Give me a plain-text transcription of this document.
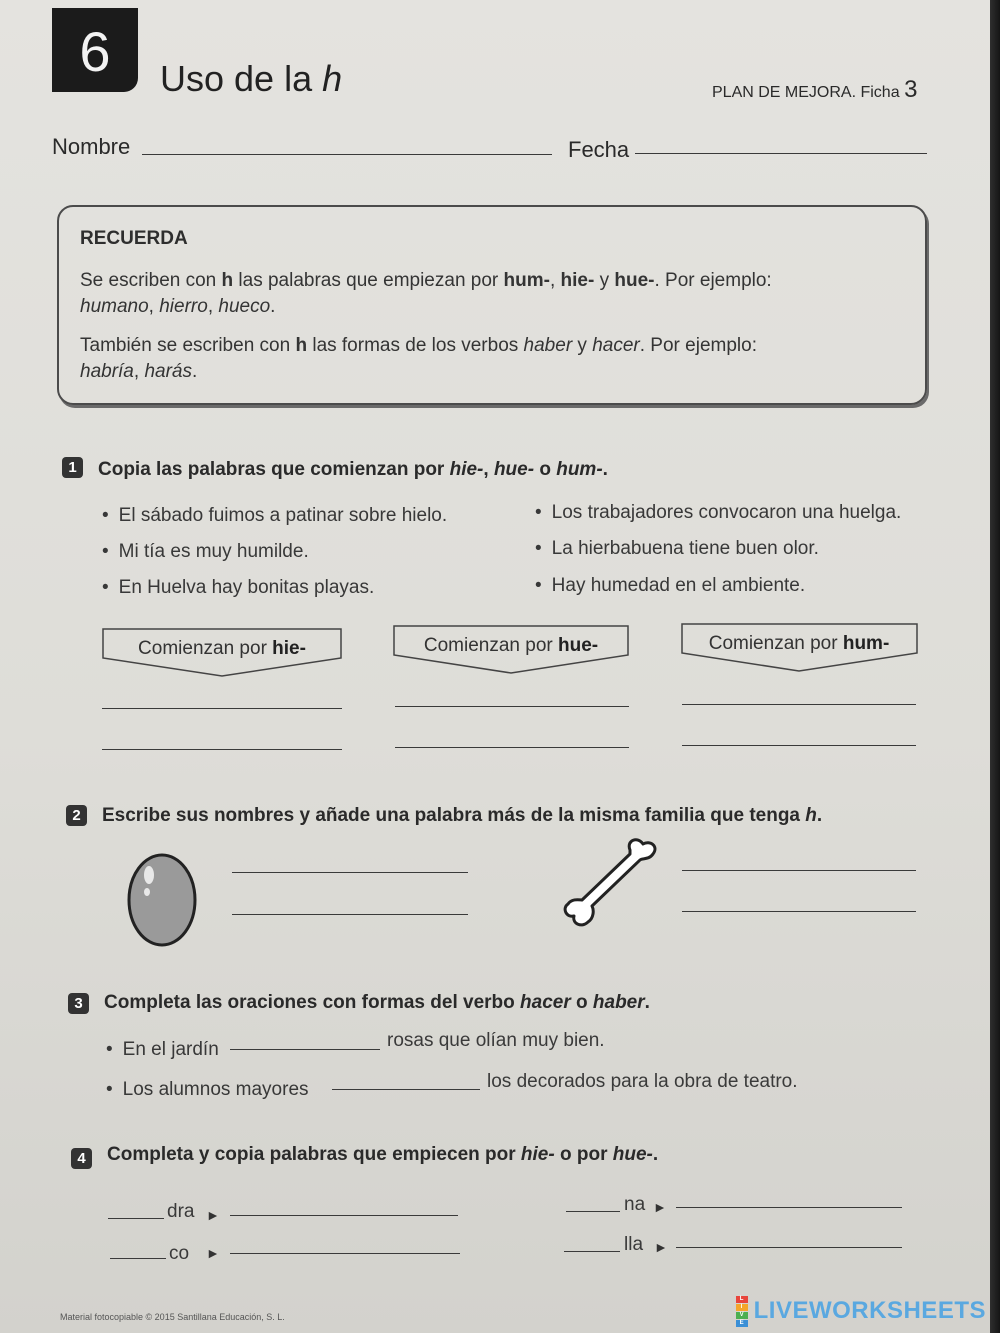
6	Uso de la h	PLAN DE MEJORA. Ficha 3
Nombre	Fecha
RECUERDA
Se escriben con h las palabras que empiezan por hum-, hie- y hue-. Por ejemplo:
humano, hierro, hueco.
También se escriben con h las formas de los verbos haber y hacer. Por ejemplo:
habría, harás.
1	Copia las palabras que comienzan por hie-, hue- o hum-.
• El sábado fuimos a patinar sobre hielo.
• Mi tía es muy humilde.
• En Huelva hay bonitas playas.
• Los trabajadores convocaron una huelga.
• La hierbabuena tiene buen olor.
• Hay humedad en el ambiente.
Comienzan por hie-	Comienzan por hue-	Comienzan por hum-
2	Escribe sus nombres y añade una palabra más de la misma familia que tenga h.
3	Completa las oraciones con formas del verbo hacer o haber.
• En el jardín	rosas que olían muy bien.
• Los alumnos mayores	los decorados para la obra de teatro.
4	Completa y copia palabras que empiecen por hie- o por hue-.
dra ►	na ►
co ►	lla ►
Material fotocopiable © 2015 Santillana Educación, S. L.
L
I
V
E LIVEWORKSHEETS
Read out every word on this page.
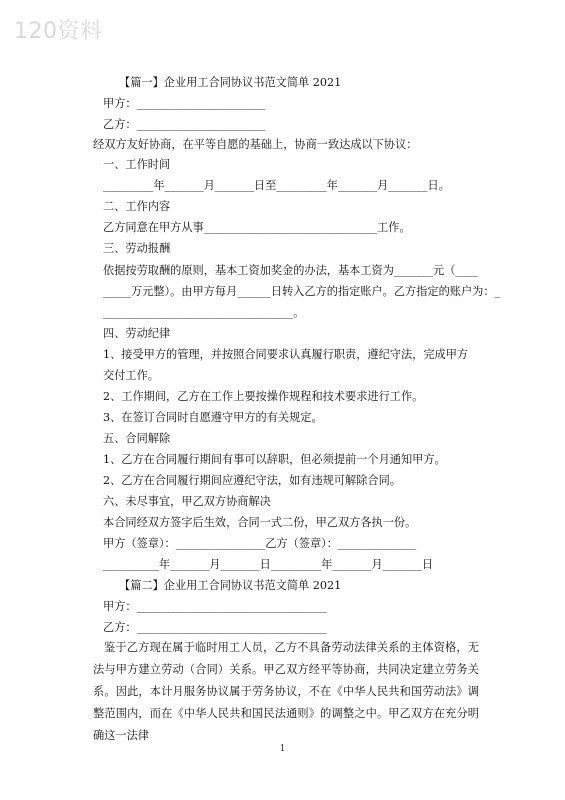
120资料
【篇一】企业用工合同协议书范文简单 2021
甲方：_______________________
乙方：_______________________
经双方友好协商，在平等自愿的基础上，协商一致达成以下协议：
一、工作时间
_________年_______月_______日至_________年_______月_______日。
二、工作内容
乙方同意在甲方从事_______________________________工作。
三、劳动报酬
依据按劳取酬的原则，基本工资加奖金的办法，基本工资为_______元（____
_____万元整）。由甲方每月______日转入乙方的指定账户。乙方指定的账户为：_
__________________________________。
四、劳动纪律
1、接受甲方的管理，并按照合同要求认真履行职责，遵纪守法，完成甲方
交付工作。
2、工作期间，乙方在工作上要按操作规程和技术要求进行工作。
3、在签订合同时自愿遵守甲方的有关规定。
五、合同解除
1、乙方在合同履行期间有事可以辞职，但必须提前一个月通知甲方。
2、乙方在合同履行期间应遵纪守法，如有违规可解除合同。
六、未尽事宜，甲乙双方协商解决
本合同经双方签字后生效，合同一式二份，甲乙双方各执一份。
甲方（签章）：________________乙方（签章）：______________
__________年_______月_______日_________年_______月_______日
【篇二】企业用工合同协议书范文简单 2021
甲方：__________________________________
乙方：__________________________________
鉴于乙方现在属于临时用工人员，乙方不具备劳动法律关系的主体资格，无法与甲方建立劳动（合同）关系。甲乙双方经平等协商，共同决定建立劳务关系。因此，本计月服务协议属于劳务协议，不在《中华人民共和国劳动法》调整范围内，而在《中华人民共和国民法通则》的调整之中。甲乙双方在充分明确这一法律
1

- Direction -
Without including any pictures, print each record exactly.

- Reply to the task -
Give me a plain-text transcription of this document.
6	Uso de la h	PLAN DE MEJORA. Ficha 3
Nombre	Fecha
RECUERDA
Se escriben con h las palabras que empiezan por hum-, hie- y hue-. Por ejemplo:
humano, hierro, hueco.
También se escriben con h las formas de los verbos haber y hacer. Por ejemplo:
habría, harás.
1	Copia las palabras que comienzan por hie-, hue- o hum-.
• El sábado fuimos a patinar sobre hielo.
• Mi tía es muy humilde.
• En Huelva hay bonitas playas.
• Los trabajadores convocaron una huelga.
• La hierbabuena tiene buen olor.
• Hay humedad en el ambiente.
Comienzan por hie-	Comienzan por hue-	Comienzan por hum-
2	Escribe sus nombres y añade una palabra más de la misma familia que tenga h.
3	Completa las oraciones con formas del verbo hacer o haber.
• En el jardín	rosas que olían muy bien.
• Los alumnos mayores	los decorados para la obra de teatro.
4	Completa y copia palabras que empiecen por hie- o por hue-.
dra ►	na ►
co ►	lla ►
Material fotocopiable © 2015 Santillana Educación, S. L.
L
I
V
E LIVEWORKSHEETS
Read out every word on this page.
120资料
【篇一】企业用工合同协议书范文简单 2021
甲方：_______________________
乙方：_______________________
经双方友好协商，在平等自愿的基础上，协商一致达成以下协议：
一、工作时间
_________年_______月_______日至_________年_______月_______日。
二、工作内容
乙方同意在甲方从事_______________________________工作。
三、劳动报酬
依据按劳取酬的原则，基本工资加奖金的办法，基本工资为_______元（____
_____万元整）。由甲方每月______日转入乙方的指定账户。乙方指定的账户为：_
__________________________________。
四、劳动纪律
1、接受甲方的管理，并按照合同要求认真履行职责，遵纪守法，完成甲方
交付工作。
2、工作期间，乙方在工作上要按操作规程和技术要求进行工作。
3、在签订合同时自愿遵守甲方的有关规定。
五、合同解除
1、乙方在合同履行期间有事可以辞职，但必须提前一个月通知甲方。
2、乙方在合同履行期间应遵纪守法，如有违规可解除合同。
六、未尽事宜，甲乙双方协商解决
本合同经双方签字后生效，合同一式二份，甲乙双方各执一份。
甲方（签章）：________________乙方（签章）：______________
__________年_______月_______日_________年_______月_______日
【篇二】企业用工合同协议书范文简单 2021
甲方：__________________________________
乙方：__________________________________
鉴于乙方现在属于临时用工人员，乙方不具备劳动法律关系的主体资格，无法与甲方建立劳动（合同）关系。甲乙双方经平等协商，共同决定建立劳务关系。因此，本计月服务协议属于劳务协议，不在《中华人民共和国劳动法》调整范围内，而在《中华人民共和国民法通则》的调整之中。甲乙双方在充分明确这一法律
1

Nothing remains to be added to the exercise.